◆ **PROBLEM TO SOLVE**
Tally the lines of the listing that contain the string "tempus". Give the number and nothing else.

[Dataset records]
##############################
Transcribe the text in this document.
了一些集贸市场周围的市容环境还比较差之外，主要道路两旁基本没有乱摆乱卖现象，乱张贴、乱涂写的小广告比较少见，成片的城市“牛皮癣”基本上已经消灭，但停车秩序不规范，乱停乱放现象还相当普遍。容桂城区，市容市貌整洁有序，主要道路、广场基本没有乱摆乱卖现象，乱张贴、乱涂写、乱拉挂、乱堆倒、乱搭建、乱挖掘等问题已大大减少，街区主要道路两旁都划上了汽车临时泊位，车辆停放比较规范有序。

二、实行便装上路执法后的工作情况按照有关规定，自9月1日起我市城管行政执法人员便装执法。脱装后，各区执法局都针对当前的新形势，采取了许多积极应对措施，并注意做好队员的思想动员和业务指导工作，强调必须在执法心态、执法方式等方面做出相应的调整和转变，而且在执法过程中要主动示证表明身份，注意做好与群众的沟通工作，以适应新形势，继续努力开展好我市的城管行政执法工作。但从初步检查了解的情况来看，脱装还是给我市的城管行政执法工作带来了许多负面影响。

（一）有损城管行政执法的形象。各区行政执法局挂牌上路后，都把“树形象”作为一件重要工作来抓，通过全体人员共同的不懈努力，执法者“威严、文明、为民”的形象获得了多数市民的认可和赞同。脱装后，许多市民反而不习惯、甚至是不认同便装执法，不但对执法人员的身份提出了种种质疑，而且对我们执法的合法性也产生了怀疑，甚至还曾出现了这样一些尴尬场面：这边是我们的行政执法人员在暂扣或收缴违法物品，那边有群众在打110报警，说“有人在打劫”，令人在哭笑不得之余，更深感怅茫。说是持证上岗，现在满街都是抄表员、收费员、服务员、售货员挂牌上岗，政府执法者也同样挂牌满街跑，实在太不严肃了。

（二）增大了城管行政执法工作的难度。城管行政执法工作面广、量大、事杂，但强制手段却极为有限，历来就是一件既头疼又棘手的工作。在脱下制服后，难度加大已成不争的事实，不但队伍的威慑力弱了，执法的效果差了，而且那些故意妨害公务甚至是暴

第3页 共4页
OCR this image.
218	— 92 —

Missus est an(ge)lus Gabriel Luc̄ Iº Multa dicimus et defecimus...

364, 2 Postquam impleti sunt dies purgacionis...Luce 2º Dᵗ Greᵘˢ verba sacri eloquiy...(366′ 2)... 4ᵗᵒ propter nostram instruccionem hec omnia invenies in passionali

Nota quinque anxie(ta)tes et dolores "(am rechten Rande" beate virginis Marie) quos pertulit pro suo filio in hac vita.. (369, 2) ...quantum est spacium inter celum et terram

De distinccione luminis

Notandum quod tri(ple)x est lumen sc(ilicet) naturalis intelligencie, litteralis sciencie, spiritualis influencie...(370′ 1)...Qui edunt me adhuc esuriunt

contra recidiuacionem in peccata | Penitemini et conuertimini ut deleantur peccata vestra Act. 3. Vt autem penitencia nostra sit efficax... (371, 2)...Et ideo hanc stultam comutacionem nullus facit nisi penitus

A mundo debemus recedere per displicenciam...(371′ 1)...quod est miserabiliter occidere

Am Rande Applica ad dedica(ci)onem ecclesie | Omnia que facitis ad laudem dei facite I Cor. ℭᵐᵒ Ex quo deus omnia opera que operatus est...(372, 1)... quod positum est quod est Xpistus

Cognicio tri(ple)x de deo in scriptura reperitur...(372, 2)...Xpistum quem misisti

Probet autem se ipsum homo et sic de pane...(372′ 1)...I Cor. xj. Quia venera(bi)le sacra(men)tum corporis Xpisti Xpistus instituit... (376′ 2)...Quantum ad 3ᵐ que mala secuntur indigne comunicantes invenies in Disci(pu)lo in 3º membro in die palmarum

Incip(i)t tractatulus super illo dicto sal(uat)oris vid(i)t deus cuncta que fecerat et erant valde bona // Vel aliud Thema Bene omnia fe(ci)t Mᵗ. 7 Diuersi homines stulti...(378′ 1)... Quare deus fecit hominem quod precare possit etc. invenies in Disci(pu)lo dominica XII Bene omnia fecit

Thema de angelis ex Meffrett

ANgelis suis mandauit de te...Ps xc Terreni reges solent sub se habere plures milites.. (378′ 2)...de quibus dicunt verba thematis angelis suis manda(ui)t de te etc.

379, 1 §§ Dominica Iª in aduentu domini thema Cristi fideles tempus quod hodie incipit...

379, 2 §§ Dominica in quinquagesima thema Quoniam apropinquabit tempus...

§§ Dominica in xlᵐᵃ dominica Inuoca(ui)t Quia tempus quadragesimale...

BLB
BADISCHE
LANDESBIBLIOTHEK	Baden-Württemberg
##############################
◆ **WORKED ANSWER**
3